Goal: Find the lines that include the string "synopsis" and report how many there are. Give no other text.

-------- Records provided --------

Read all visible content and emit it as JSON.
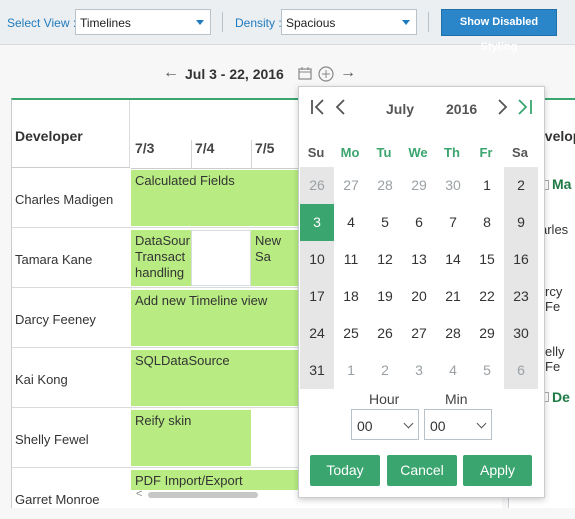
{
  "toolbar": {
    "select_view_label": "Select View :",
    "select_view_value": "Timelines",
    "density_label": "Density :",
    "density_value": "Spacious",
    "disabled_button": "Show Disabled Styling"
  },
  "navigation": {
    "prev_arrow": "←",
    "next_arrow": "→",
    "range": "Jul 3 - 22, 2016",
    "calendar_icon": "calendar-icon",
    "add_icon": "add-circle-icon"
  },
  "grid": {
    "header": "Developer",
    "dates": [
      "7/3",
      "7/4",
      "7/5"
    ],
    "rows": [
      {
        "name": "Charles Madigen",
        "event": "Calculated Fields"
      },
      {
        "name": "Tamara Kane",
        "event": "DataSour\nTransact\nhandling",
        "event2": "New Sa"
      },
      {
        "name": "Darcy Feeney",
        "event": "Add new Timeline view"
      },
      {
        "name": "Kai Kong",
        "event": "SQLDataSource"
      },
      {
        "name": "Shelly Fewel",
        "event": "Reify skin"
      },
      {
        "name": "Garret Monroe",
        "event": "PDF Import/Export"
      }
    ]
  },
  "right_panel": {
    "header": "evelop",
    "items": [
      "Ma",
      "arles",
      "rcy Fe",
      "elly Fe",
      "De"
    ]
  },
  "datepicker": {
    "first_icon": "first-page-icon",
    "prev_icon": "prev-icon",
    "next_icon": "next-icon",
    "last_icon": "last-page-icon",
    "month": "July",
    "year": "2016",
    "day_names": [
      "Su",
      "Mo",
      "Tu",
      "We",
      "Th",
      "Fr",
      "Sa"
    ],
    "weeks": [
      [
        "26",
        "27",
        "28",
        "29",
        "30",
        "1",
        "2"
      ],
      [
        "3",
        "4",
        "5",
        "6",
        "7",
        "8",
        "9"
      ],
      [
        "10",
        "11",
        "12",
        "13",
        "14",
        "15",
        "16"
      ],
      [
        "17",
        "18",
        "19",
        "20",
        "21",
        "22",
        "23"
      ],
      [
        "24",
        "25",
        "26",
        "27",
        "28",
        "29",
        "30"
      ],
      [
        "31",
        "1",
        "2",
        "3",
        "4",
        "5",
        "6"
      ]
    ],
    "selected_day": "3",
    "hour_label": "Hour",
    "min_label": "Min",
    "hour_value": "00",
    "min_value": "00",
    "today_button": "Today",
    "cancel_button": "Cancel",
    "apply_button": "Apply"
  },
  "colors": {
    "accent_green": "#3aa56e",
    "event_green": "#b8ec82",
    "button_blue": "#2b86c9"
  }
}
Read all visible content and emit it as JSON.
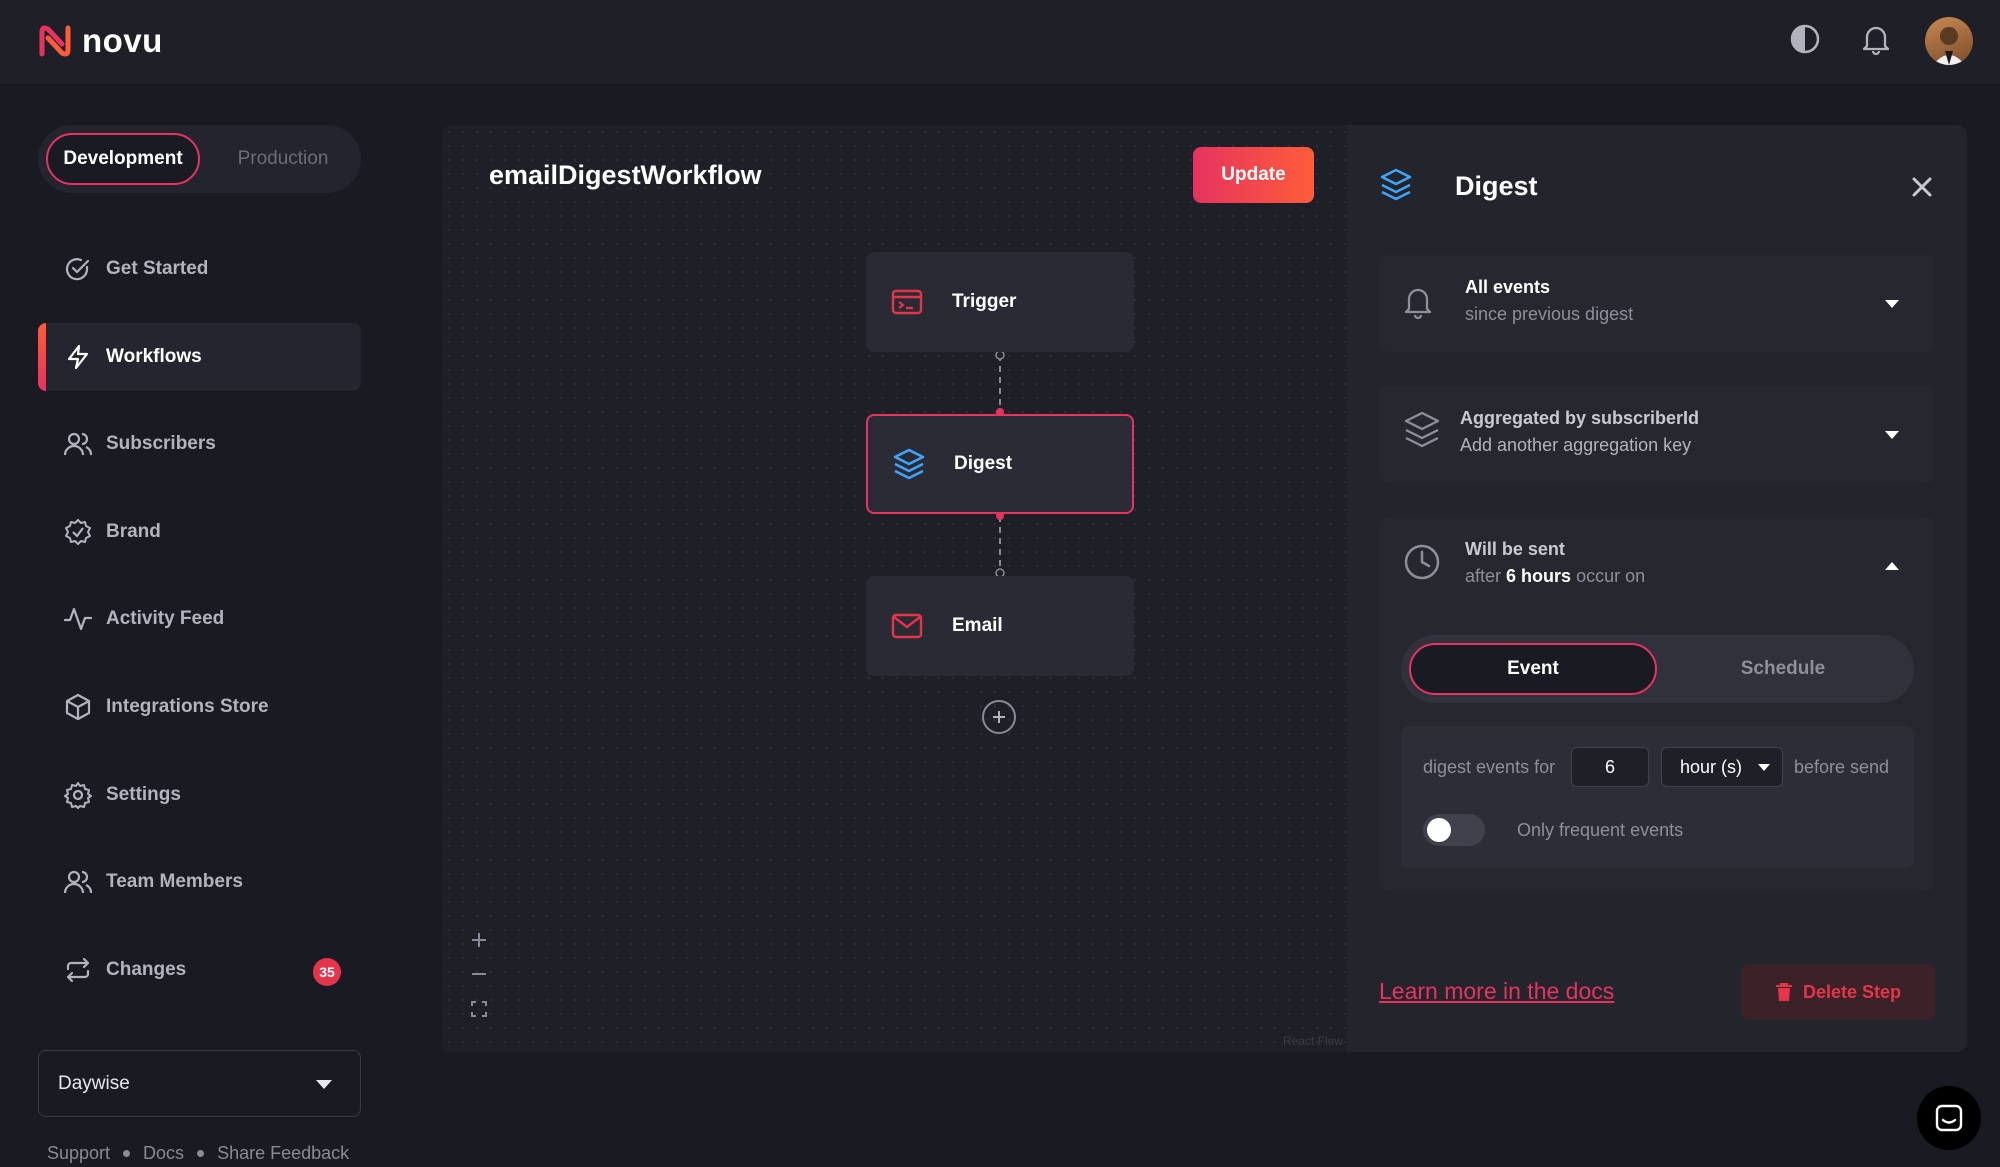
{
  "brand": {
    "name": "novu"
  },
  "environment": {
    "options": [
      "Development",
      "Production"
    ],
    "selected": "Development"
  },
  "nav": [
    {
      "label": "Get Started",
      "icon": "check-circle-icon"
    },
    {
      "label": "Workflows",
      "icon": "bolt-icon",
      "active": true
    },
    {
      "label": "Subscribers",
      "icon": "users-icon"
    },
    {
      "label": "Brand",
      "icon": "badge-check-icon"
    },
    {
      "label": "Activity Feed",
      "icon": "activity-icon"
    },
    {
      "label": "Integrations Store",
      "icon": "box-icon"
    },
    {
      "label": "Settings",
      "icon": "gear-icon"
    },
    {
      "label": "Team Members",
      "icon": "users-icon"
    },
    {
      "label": "Changes",
      "icon": "repeat-icon",
      "badge": "35"
    }
  ],
  "organization": {
    "selected": "Daywise"
  },
  "footer": {
    "links": [
      "Support",
      "Docs",
      "Share Feedback"
    ]
  },
  "workflow": {
    "title": "emailDigestWorkflow",
    "update_label": "Update",
    "nodes": [
      {
        "label": "Trigger",
        "icon": "terminal-icon"
      },
      {
        "label": "Digest",
        "icon": "layers-icon",
        "selected": true
      },
      {
        "label": "Email",
        "icon": "mail-icon"
      }
    ],
    "attribution": "React Flow"
  },
  "panel": {
    "title": "Digest",
    "events_card": {
      "line1": "All events",
      "line2": "since previous digest"
    },
    "aggregation_card": {
      "line1": "Aggregated by subscriberId",
      "line2": "Add another aggregation key"
    },
    "send_card": {
      "line1": "Will be sent",
      "line2_pre": "after",
      "line2_bold": "6 hours",
      "line2_post": "occur on",
      "mode_options": [
        "Event",
        "Schedule"
      ],
      "mode_selected": "Event",
      "digest_prefix": "digest events for",
      "amount": "6",
      "unit": "hour (s)",
      "digest_suffix": "before send",
      "frequent_label": "Only frequent events",
      "frequent_enabled": false
    },
    "docs_link": "Learn more in the docs",
    "delete_label": "Delete Step"
  },
  "colors": {
    "accent": "#e6335f",
    "accent2": "#ff5c3a",
    "danger": "#e5354b",
    "bg": "#1a1a22"
  }
}
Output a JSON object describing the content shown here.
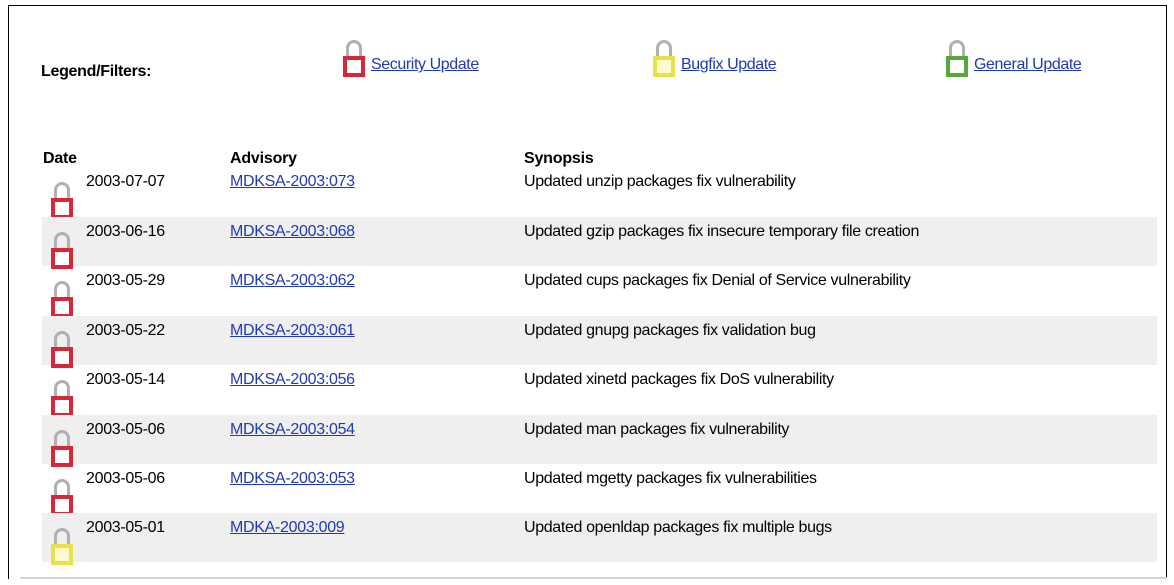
{
  "legend": {
    "label": "Legend/Filters:",
    "filters": [
      {
        "label": "Security Update",
        "icon": "red-lock-icon",
        "color": "#d9263a"
      },
      {
        "label": "Bugfix Update",
        "icon": "yellow-lock-icon",
        "color": "#e8e14a"
      },
      {
        "label": "General Update",
        "icon": "green-lock-icon",
        "color": "#55a83a"
      }
    ]
  },
  "table": {
    "headers": {
      "date": "Date",
      "advisory": "Advisory",
      "synopsis": "Synopsis"
    },
    "rows": [
      {
        "type": "security",
        "date": "2003-07-07",
        "advisory": "MDKSA-2003:073",
        "synopsis": "Updated unzip packages fix vulnerability"
      },
      {
        "type": "security",
        "date": "2003-06-16",
        "advisory": "MDKSA-2003:068",
        "synopsis": "Updated gzip packages fix insecure temporary file creation"
      },
      {
        "type": "security",
        "date": "2003-05-29",
        "advisory": "MDKSA-2003:062",
        "synopsis": "Updated cups packages fix Denial of Service vulnerability"
      },
      {
        "type": "security",
        "date": "2003-05-22",
        "advisory": "MDKSA-2003:061",
        "synopsis": "Updated gnupg packages fix validation bug"
      },
      {
        "type": "security",
        "date": "2003-05-14",
        "advisory": "MDKSA-2003:056",
        "synopsis": "Updated xinetd packages fix DoS vulnerability"
      },
      {
        "type": "security",
        "date": "2003-05-06",
        "advisory": "MDKSA-2003:054",
        "synopsis": "Updated man packages fix vulnerability"
      },
      {
        "type": "security",
        "date": "2003-05-06",
        "advisory": "MDKSA-2003:053",
        "synopsis": "Updated mgetty packages fix vulnerabilities"
      },
      {
        "type": "bugfix",
        "date": "2003-05-01",
        "advisory": "MDKA-2003:009",
        "synopsis": "Updated openldap packages fix multiple bugs"
      }
    ]
  }
}
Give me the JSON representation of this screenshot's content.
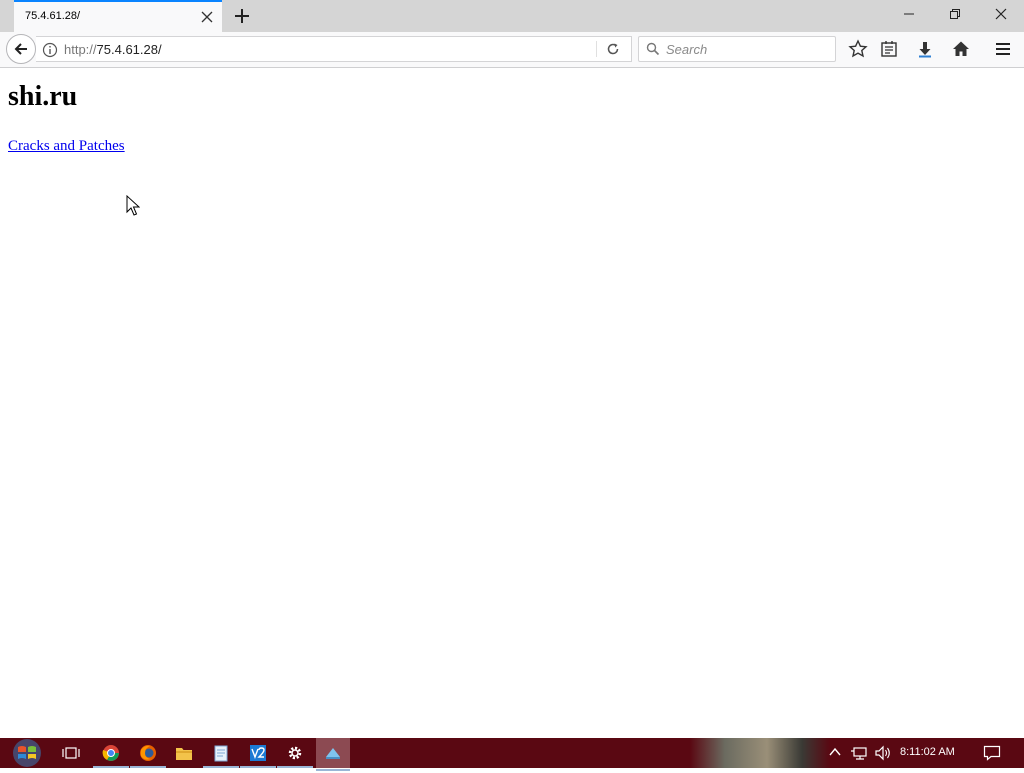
{
  "browser": {
    "tab": {
      "title": "75.4.61.28/"
    },
    "url_prefix": "http://",
    "url_host": "75.4.61.28/",
    "search_placeholder": "Search"
  },
  "page": {
    "heading": "shi.ru",
    "link": "Cracks and Patches"
  },
  "taskbar": {
    "clock": "8:11:02 AM"
  },
  "colors": {
    "link": "#0000ee",
    "tab_accent": "#0a84ff",
    "taskbar": "#5a0812",
    "download_arrow": "#2d7fd3"
  }
}
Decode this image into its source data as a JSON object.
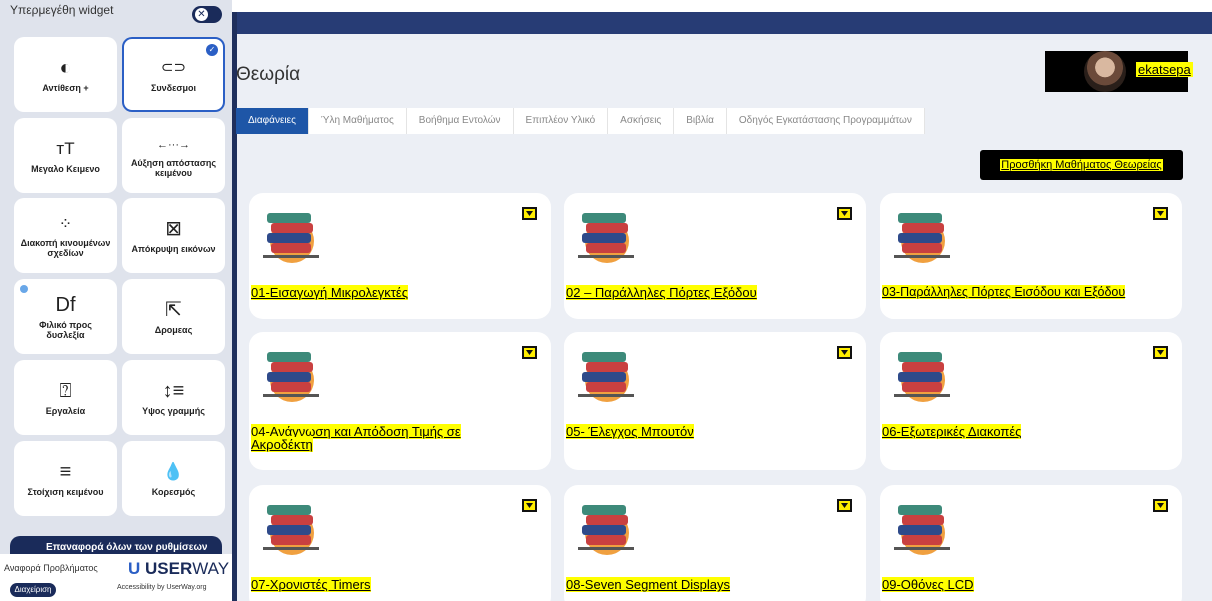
{
  "widget": {
    "header": "Υπερμεγέθη widget",
    "tiles": [
      {
        "label": "Αντίθεση +",
        "icon": "◐",
        "icon_name": "contrast-icon"
      },
      {
        "label": "Συνδεσμοι",
        "icon": "⊂⊃",
        "icon_name": "link-icon"
      },
      {
        "label": "Μεγαλο Κειμενο",
        "icon": "тT",
        "icon_name": "text-size-icon"
      },
      {
        "label": "Αύξηση απόστασης κειμένου",
        "icon": "←···→",
        "icon_name": "text-spacing-icon"
      },
      {
        "label": "Διακοπή κινουμένων σχεδίων",
        "icon": "⁘",
        "icon_name": "pause-animations-icon"
      },
      {
        "label": "Απόκρυψη εικόνων",
        "icon": "⊠",
        "icon_name": "hide-images-icon"
      },
      {
        "label": "Φιλικό προς δυσλεξία",
        "icon": "Df",
        "icon_name": "dyslexia-icon"
      },
      {
        "label": "Δρομεας",
        "icon": "⇱",
        "icon_name": "cursor-icon"
      },
      {
        "label": "Εργαλεία",
        "icon": "⍰",
        "icon_name": "tools-icon"
      },
      {
        "label": "Υψος γραμμής",
        "icon": "↕≡",
        "icon_name": "line-height-icon"
      },
      {
        "label": "Στοίχιση κειμένου",
        "icon": "≡",
        "icon_name": "text-align-icon"
      },
      {
        "label": "Κορεσμός",
        "icon": "💧",
        "icon_name": "saturation-icon"
      }
    ],
    "reset_label": "Επαναφορά όλων των ρυθμίσεων",
    "report_label": "Αναφορά Προβλήματος",
    "manage_label": "Διαχείριση",
    "logo_u": "U",
    "logo_user": "USER",
    "logo_way": "WAY",
    "logo_sub": "Accessibility by UserWay.org"
  },
  "page": {
    "title": "Θεωρία",
    "username": "ekatsepa",
    "tabs": [
      "Διαφάνειες",
      "Ύλη Μαθήματος",
      "Βοήθημα Εντολών",
      "Επιπλέον Υλικό",
      "Ασκήσεις",
      "Βιβλία",
      "Οδηγός Εγκατάστασης Προγραμμάτων"
    ],
    "add_button": "Προσθήκη Μαθήματος Θεωρείας",
    "cards": [
      "01-Εισαγωγή Μικρολεγκτές",
      "02 – Παράλληλες Πόρτες Εξόδου",
      "03-Παράλληλες Πόρτες Εισόδου και Εξόδου",
      "04-Ανάγνωση και Απόδοση Τιμής σε Ακροδέκτη",
      "05- Έλεγχος Μπουτόν",
      "06-Εξωτερικές Διακοπές",
      "07-Χρονιστές Timers",
      "08-Seven Segment Displays",
      "09-Οθόνες LCD"
    ]
  },
  "colors": {
    "accent": "#1e56a7",
    "navy": "#1a2b5a",
    "highlight": "#ffff00"
  }
}
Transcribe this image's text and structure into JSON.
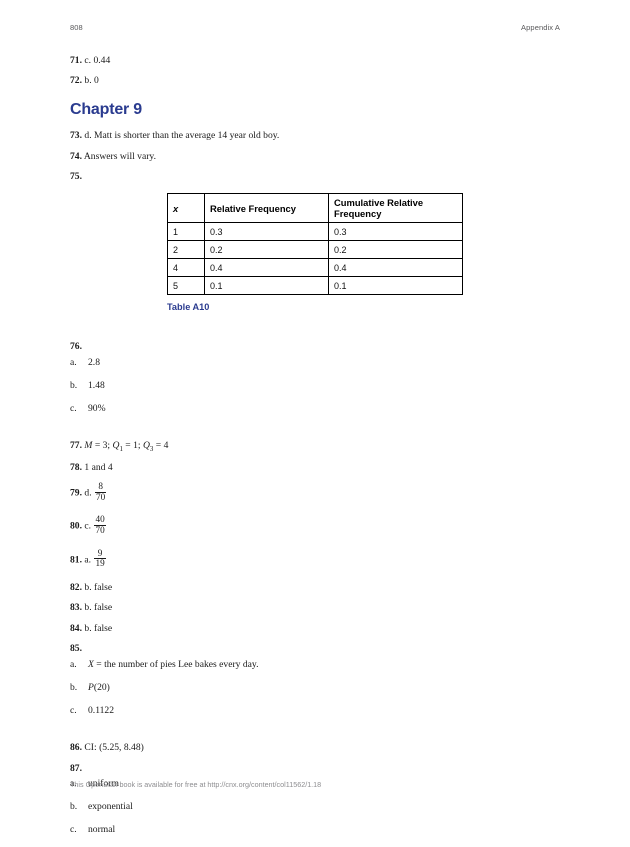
{
  "header": {
    "page_number": "808",
    "section_label": "Appendix A"
  },
  "answers_before_chapter": [
    {
      "num": "71.",
      "text": "c. 0.44"
    },
    {
      "num": "72.",
      "text": "b. 0"
    }
  ],
  "chapter_heading": "Chapter 9",
  "answers_after_chapter": [
    {
      "num": "73.",
      "text": "d. Matt is shorter than the average 14 year old boy."
    },
    {
      "num": "74.",
      "text": "Answers will vary."
    },
    {
      "num": "75.",
      "text": ""
    }
  ],
  "table": {
    "caption": "Table A10",
    "columns": [
      "x",
      "Relative Frequency",
      "Cumulative Relative Frequency"
    ],
    "rows": [
      [
        "1",
        "0.3",
        "0.3"
      ],
      [
        "2",
        "0.2",
        "0.2"
      ],
      [
        "4",
        "0.4",
        "0.4"
      ],
      [
        "5",
        "0.1",
        "0.1"
      ]
    ]
  },
  "item76": {
    "num": "76.",
    "parts": [
      {
        "marker": "a.",
        "text": "2.8"
      },
      {
        "marker": "b.",
        "text": "1.48"
      },
      {
        "marker": "c.",
        "text": "90%"
      }
    ]
  },
  "item77": {
    "num": "77.",
    "m_var": "M",
    "m_val": "= 3;",
    "q1_var": "Q",
    "q1_sub": "1",
    "q1_val": "= 1;",
    "q3_var": "Q",
    "q3_sub": "3",
    "q3_val": "= 4"
  },
  "item78": {
    "num": "78.",
    "text": "1 and 4"
  },
  "item79": {
    "num": "79.",
    "choice": "d.",
    "numerator": "8",
    "denominator": "70"
  },
  "item80": {
    "num": "80.",
    "choice": "c.",
    "numerator": "40",
    "denominator": "70"
  },
  "item81": {
    "num": "81.",
    "choice": "a.",
    "numerator": "9",
    "denominator": "19"
  },
  "item82": {
    "num": "82.",
    "text": "b. false"
  },
  "item83": {
    "num": "83.",
    "text": "b. false"
  },
  "item84": {
    "num": "84.",
    "text": "b. false"
  },
  "item85": {
    "num": "85.",
    "parts": [
      {
        "marker": "a.",
        "var": "X",
        "text": "= the number of pies Lee bakes every day."
      },
      {
        "marker": "b.",
        "var": "P",
        "text": "(20)"
      },
      {
        "marker": "c.",
        "var": "",
        "text": "0.1122"
      }
    ]
  },
  "item86": {
    "num": "86.",
    "text": "CI: (5.25, 8.48)"
  },
  "item87": {
    "num": "87.",
    "parts": [
      {
        "marker": "a.",
        "text": "uniform"
      },
      {
        "marker": "b.",
        "text": "exponential"
      },
      {
        "marker": "c.",
        "text": "normal"
      }
    ]
  },
  "footer": {
    "text": "This OpenStax book is available for free at http://cnx.org/content/col11562/1.18"
  },
  "colors": {
    "heading_blue": "#2a3b8f",
    "body_text": "#1a1a1a",
    "runhead_gray": "#58585a",
    "footer_gray": "#8d8d90"
  }
}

--------

Finished answer: 9